_Given request_. Locate the line that contains "What data populates" in the data that follows. Copy it and every subsequent line to the end, exactly, excluding pictures.

─── Data for the task ───

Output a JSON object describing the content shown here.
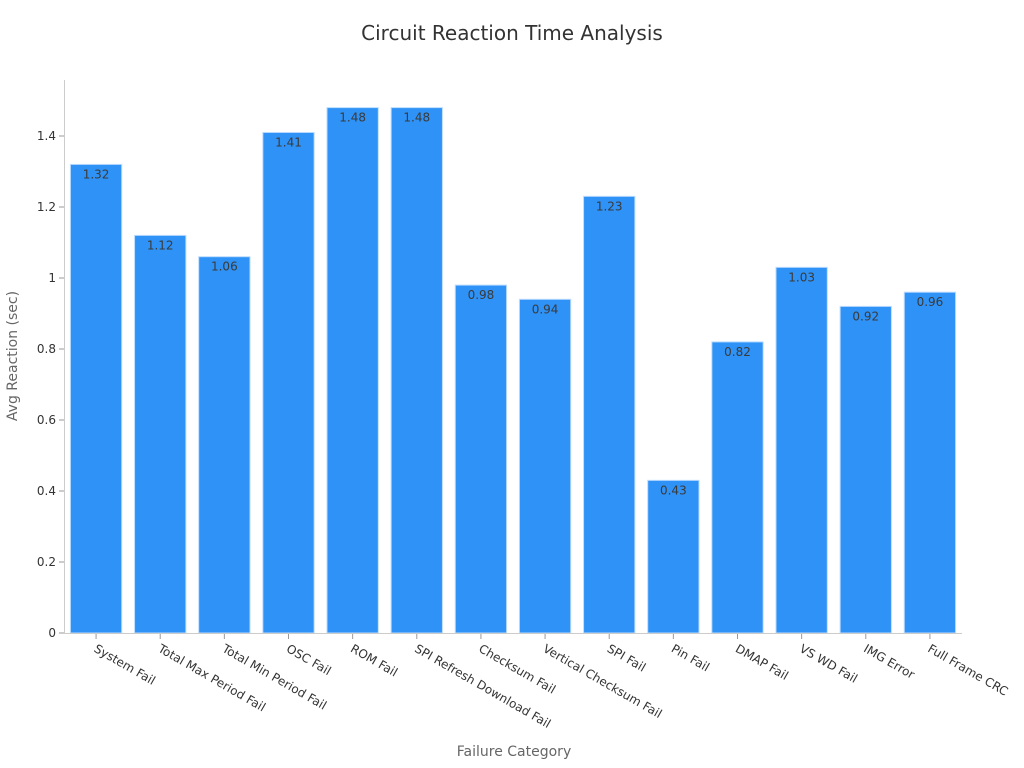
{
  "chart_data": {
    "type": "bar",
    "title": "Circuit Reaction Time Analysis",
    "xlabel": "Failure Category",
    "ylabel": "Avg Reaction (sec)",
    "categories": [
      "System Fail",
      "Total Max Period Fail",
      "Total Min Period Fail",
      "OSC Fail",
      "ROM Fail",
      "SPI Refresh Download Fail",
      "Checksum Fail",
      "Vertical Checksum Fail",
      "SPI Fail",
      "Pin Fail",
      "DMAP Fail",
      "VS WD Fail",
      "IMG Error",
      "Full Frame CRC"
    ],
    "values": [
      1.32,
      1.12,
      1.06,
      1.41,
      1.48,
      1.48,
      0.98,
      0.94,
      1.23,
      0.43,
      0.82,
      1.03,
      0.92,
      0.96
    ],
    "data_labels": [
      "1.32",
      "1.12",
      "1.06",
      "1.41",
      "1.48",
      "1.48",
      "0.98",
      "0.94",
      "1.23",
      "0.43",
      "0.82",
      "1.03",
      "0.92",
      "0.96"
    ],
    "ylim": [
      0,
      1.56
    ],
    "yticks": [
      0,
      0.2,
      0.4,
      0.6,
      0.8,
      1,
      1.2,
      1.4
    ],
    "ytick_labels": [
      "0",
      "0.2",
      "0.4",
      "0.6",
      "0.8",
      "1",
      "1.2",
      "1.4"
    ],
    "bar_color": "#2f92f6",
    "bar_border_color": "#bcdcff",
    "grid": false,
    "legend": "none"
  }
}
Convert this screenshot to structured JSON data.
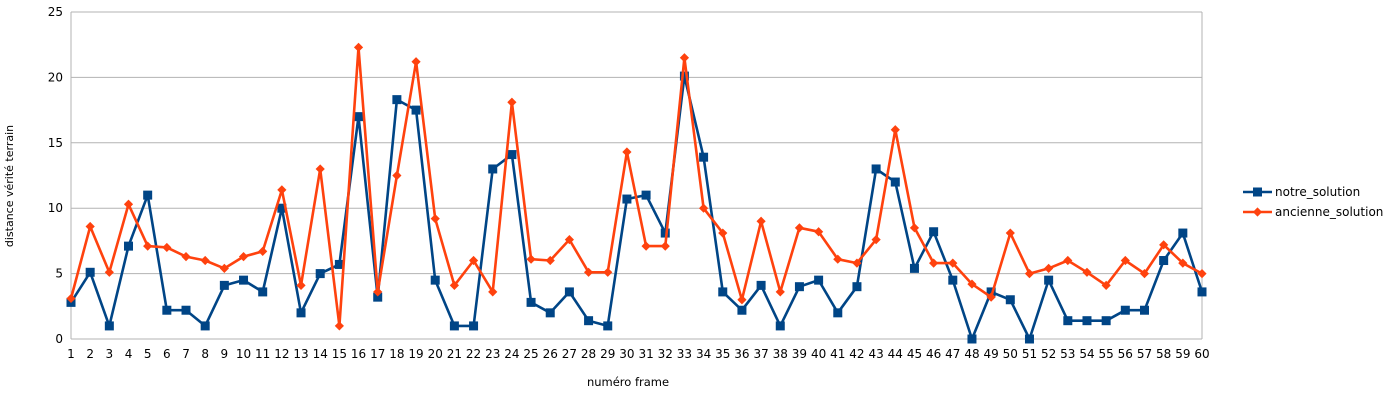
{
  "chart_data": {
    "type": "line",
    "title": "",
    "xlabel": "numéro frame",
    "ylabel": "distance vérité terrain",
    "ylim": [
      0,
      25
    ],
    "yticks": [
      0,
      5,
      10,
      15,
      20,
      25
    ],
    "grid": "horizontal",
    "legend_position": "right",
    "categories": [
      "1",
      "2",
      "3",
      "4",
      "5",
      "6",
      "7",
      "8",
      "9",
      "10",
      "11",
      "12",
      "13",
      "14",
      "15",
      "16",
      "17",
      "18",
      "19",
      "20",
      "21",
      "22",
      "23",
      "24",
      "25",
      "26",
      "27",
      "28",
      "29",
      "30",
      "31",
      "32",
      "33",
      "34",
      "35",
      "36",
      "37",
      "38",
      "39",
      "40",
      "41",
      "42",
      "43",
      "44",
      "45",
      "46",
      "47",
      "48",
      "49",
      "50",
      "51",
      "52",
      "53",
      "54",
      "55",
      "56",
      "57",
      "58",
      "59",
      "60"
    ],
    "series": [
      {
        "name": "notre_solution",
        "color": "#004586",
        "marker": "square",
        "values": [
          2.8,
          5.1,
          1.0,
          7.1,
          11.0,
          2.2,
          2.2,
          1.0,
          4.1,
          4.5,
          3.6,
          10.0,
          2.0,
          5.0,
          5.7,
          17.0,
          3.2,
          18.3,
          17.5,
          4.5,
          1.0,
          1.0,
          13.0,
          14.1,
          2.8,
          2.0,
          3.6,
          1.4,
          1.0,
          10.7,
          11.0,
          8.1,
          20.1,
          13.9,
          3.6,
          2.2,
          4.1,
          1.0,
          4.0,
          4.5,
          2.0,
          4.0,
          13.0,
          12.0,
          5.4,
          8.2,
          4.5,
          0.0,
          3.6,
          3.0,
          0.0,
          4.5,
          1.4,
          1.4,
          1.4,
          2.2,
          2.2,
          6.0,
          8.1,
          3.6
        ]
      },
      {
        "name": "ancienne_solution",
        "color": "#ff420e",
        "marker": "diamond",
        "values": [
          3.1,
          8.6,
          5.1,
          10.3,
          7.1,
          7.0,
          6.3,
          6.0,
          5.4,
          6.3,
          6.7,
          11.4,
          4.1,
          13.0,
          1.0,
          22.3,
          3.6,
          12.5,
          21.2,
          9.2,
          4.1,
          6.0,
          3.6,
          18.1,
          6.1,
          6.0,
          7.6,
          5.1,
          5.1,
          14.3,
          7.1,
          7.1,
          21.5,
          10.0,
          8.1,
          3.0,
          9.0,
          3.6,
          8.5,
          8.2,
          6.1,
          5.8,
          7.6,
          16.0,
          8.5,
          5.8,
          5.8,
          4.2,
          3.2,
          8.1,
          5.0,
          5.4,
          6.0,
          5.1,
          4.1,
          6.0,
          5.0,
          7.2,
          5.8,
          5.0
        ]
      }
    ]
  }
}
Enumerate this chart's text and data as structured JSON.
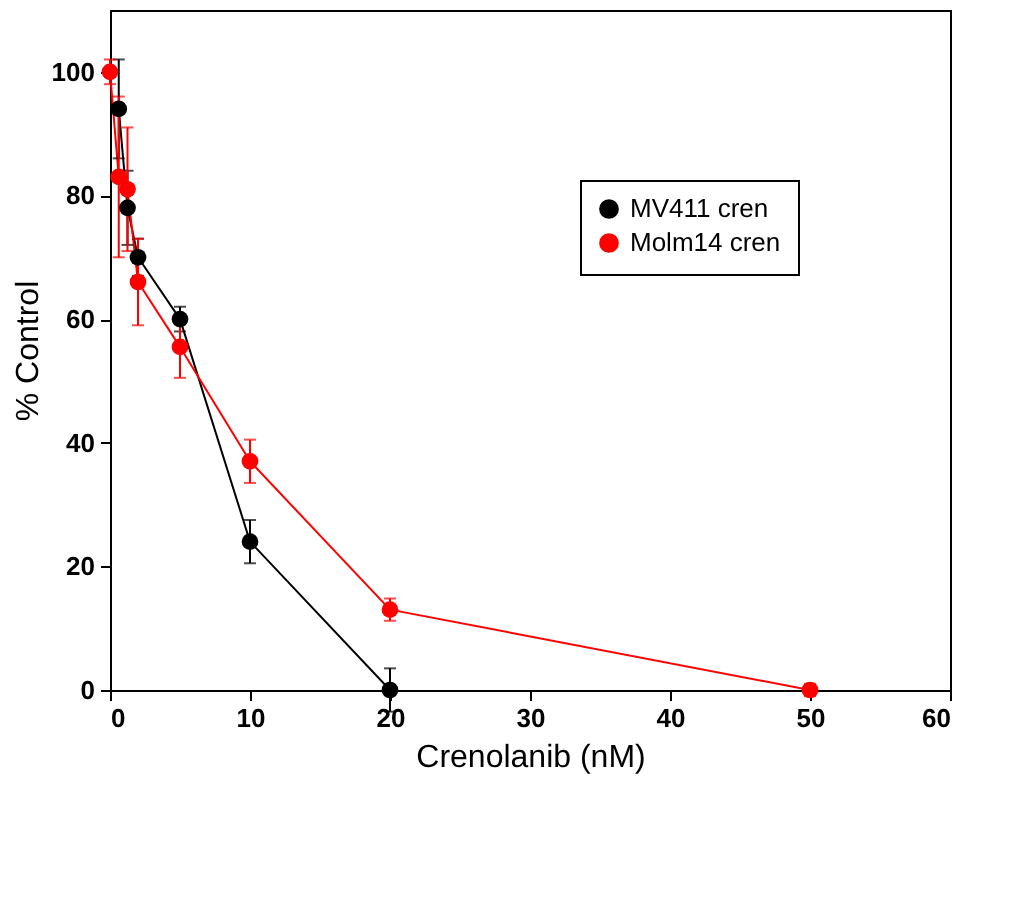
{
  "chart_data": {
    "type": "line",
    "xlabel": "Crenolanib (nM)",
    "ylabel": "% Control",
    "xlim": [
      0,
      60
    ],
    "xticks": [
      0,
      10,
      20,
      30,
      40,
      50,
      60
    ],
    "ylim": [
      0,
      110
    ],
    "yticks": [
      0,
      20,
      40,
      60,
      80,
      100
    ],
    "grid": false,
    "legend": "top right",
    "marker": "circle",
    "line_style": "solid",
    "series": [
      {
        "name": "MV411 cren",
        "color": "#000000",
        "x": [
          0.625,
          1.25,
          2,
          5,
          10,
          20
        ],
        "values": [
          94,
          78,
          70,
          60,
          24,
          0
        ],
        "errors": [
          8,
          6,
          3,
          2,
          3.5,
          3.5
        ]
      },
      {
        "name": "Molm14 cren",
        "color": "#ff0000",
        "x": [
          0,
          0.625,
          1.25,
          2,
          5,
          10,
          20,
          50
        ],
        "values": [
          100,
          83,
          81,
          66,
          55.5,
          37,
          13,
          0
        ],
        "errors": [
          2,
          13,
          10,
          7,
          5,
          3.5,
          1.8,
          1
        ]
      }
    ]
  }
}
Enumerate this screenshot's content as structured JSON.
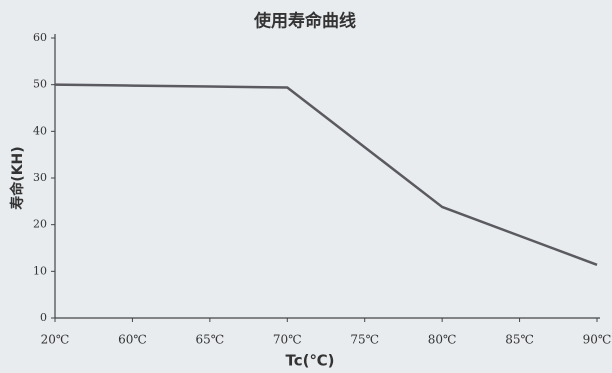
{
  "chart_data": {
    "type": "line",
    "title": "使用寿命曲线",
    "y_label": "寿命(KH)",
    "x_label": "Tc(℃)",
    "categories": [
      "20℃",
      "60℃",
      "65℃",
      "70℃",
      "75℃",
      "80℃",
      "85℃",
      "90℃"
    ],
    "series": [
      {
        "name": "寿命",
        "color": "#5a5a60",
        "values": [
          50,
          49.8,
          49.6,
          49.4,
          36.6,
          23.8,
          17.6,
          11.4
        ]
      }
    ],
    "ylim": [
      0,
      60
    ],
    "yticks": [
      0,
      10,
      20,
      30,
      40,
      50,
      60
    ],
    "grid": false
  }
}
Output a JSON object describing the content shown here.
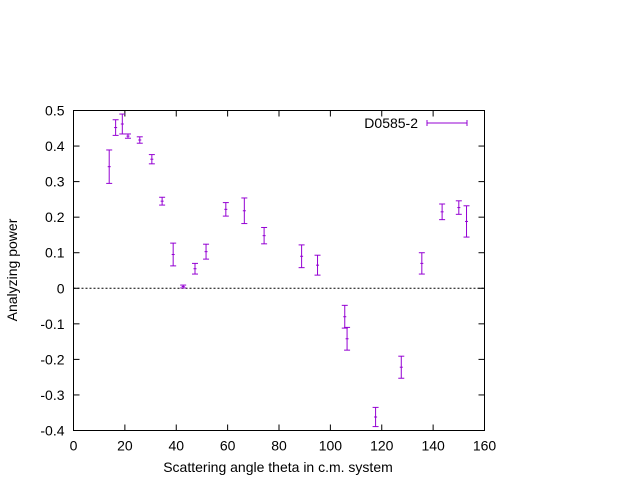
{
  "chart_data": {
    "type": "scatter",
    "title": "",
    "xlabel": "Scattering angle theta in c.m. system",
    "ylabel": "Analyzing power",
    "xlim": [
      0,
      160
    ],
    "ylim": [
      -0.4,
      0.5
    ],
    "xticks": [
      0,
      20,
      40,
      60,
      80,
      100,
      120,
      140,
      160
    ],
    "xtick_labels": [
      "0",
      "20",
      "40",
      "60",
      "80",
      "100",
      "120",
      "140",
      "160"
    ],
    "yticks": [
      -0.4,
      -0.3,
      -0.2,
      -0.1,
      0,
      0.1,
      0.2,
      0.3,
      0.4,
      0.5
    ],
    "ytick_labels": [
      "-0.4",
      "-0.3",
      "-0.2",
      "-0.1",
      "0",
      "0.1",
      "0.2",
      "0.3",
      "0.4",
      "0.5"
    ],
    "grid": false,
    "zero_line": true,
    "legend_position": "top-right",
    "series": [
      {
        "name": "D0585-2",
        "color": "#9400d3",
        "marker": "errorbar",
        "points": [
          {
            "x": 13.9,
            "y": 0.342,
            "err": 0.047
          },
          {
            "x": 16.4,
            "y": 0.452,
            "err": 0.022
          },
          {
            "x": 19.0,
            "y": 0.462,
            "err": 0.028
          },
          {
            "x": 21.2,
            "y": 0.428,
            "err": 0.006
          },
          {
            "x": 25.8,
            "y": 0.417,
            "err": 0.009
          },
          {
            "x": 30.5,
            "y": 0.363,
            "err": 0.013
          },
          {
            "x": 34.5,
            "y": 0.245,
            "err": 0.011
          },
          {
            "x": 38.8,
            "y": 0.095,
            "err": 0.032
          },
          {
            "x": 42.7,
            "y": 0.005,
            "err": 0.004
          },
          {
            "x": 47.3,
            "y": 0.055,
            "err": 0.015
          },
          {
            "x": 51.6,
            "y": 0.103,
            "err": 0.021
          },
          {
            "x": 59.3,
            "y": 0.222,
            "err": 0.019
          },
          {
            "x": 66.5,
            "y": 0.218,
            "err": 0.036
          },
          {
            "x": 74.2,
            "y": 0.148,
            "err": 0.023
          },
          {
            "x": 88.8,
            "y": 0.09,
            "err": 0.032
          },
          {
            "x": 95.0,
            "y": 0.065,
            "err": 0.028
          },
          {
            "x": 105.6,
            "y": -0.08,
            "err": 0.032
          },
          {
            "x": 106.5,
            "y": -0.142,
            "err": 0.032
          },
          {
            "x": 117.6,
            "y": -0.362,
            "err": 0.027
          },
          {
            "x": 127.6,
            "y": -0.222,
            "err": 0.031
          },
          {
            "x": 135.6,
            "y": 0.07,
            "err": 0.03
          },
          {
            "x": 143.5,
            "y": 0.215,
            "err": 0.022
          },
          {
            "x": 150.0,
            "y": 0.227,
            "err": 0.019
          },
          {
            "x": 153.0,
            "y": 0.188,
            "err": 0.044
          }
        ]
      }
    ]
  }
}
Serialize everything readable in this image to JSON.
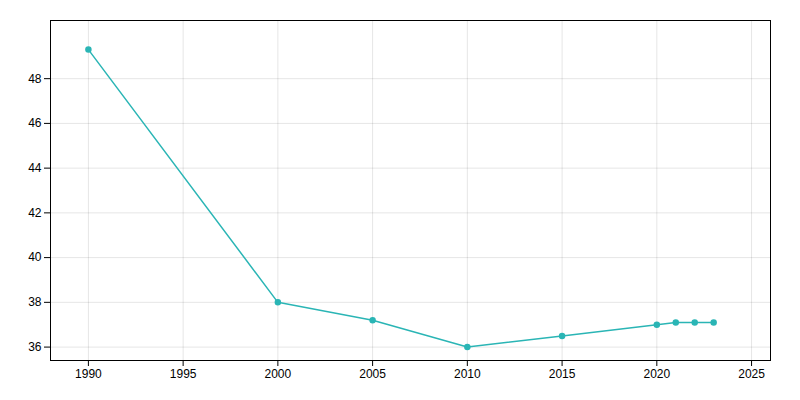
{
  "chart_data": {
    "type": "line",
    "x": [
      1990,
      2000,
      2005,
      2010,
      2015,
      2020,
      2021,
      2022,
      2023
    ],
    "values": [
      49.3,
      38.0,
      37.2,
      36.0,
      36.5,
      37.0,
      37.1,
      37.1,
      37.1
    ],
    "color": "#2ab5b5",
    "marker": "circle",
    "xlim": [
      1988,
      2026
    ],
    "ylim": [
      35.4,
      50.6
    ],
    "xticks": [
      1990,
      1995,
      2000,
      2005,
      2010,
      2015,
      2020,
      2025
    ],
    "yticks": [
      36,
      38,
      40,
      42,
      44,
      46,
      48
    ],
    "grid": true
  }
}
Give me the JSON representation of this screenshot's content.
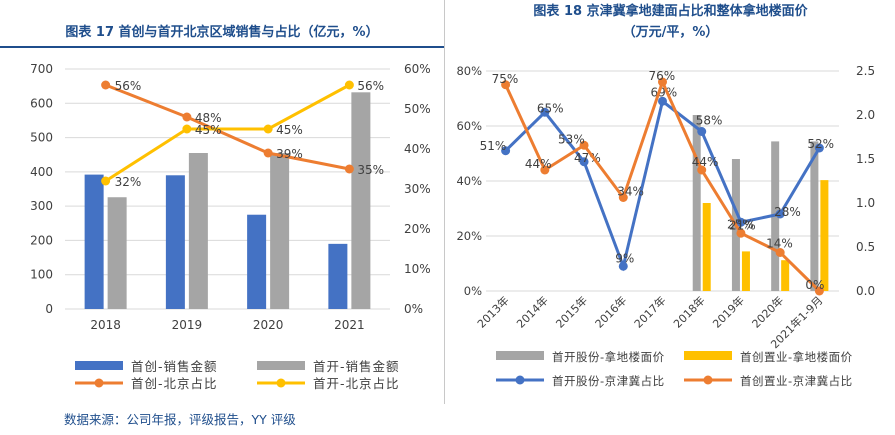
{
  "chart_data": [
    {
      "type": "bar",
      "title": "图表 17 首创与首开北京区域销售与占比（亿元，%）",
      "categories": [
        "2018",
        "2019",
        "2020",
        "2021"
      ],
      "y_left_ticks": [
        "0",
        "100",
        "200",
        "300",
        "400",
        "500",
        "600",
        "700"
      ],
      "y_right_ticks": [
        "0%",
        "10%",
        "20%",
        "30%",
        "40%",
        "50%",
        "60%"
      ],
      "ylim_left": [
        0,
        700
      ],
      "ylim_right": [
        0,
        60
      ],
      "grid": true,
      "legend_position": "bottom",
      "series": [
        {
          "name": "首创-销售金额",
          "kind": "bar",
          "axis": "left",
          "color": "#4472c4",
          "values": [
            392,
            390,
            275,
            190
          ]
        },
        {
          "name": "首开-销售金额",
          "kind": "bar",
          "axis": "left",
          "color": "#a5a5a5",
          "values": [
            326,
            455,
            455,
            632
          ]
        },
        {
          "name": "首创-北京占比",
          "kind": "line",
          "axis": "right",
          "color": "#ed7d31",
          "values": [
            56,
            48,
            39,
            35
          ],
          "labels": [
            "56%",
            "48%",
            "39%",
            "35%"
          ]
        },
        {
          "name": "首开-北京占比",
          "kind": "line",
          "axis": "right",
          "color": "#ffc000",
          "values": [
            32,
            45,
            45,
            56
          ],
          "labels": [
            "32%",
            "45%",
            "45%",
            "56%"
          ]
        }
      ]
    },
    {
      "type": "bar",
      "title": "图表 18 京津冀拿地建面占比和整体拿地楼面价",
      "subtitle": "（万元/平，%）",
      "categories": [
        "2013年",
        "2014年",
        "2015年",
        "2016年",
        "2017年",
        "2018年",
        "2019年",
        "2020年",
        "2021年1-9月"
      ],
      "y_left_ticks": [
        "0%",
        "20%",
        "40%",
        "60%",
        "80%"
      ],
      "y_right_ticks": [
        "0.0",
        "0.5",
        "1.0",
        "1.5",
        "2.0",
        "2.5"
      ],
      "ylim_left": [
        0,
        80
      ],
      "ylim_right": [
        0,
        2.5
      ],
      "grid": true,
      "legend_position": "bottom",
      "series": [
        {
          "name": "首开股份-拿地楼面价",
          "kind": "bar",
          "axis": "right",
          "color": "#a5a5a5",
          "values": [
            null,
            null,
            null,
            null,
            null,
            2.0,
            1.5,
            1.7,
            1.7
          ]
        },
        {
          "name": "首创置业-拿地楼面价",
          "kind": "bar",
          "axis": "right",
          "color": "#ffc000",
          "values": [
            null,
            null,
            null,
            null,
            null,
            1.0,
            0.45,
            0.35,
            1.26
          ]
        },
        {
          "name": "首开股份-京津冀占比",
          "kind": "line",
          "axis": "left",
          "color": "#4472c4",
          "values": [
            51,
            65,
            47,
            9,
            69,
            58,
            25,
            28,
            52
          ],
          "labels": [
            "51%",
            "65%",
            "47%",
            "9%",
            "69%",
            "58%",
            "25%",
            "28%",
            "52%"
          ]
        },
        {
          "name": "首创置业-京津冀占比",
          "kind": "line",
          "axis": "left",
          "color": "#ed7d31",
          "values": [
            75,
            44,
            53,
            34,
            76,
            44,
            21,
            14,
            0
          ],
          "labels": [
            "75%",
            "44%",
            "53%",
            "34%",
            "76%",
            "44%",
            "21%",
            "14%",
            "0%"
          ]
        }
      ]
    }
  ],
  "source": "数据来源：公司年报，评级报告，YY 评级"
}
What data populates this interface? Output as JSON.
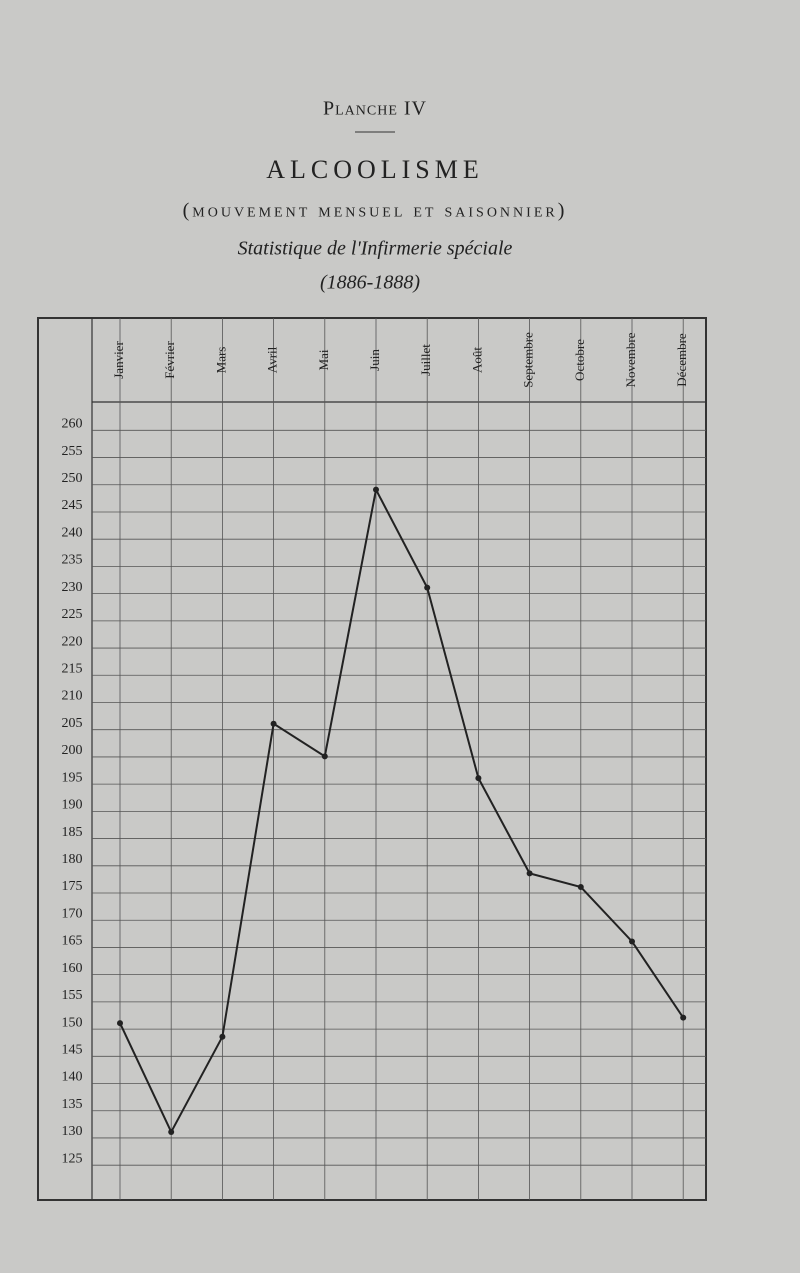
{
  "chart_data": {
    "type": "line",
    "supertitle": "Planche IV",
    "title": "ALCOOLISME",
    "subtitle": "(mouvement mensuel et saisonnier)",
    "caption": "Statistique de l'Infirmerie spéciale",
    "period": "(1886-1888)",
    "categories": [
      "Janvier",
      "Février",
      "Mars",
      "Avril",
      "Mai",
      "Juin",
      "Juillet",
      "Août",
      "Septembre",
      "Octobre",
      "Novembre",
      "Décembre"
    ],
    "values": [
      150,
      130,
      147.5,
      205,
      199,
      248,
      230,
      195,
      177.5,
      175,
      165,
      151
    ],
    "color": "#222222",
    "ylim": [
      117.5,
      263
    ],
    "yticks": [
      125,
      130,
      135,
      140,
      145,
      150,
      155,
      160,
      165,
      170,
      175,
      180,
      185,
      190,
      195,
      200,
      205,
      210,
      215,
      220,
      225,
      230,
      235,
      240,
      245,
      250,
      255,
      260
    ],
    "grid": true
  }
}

───

_Full output_.
What data populates this interface? Output as JSON.
{
  "chart_data": {
    "type": "line",
    "supertitle": "Planche IV",
    "title": "ALCOOLISME",
    "subtitle": "(mouvement mensuel et saisonnier)",
    "caption": "Statistique de l'Infirmerie spéciale",
    "period": "(1886-1888)",
    "categories": [
      "Janvier",
      "Février",
      "Mars",
      "Avril",
      "Mai",
      "Juin",
      "Juillet",
      "Août",
      "Septembre",
      "Octobre",
      "Novembre",
      "Décembre"
    ],
    "values": [
      150,
      130,
      147.5,
      205,
      199,
      248,
      230,
      195,
      177.5,
      175,
      165,
      151
    ],
    "color": "#222222",
    "ylim": [
      117.5,
      263
    ],
    "yticks": [
      125,
      130,
      135,
      140,
      145,
      150,
      155,
      160,
      165,
      170,
      175,
      180,
      185,
      190,
      195,
      200,
      205,
      210,
      215,
      220,
      225,
      230,
      235,
      240,
      245,
      250,
      255,
      260
    ],
    "grid": true
  }
}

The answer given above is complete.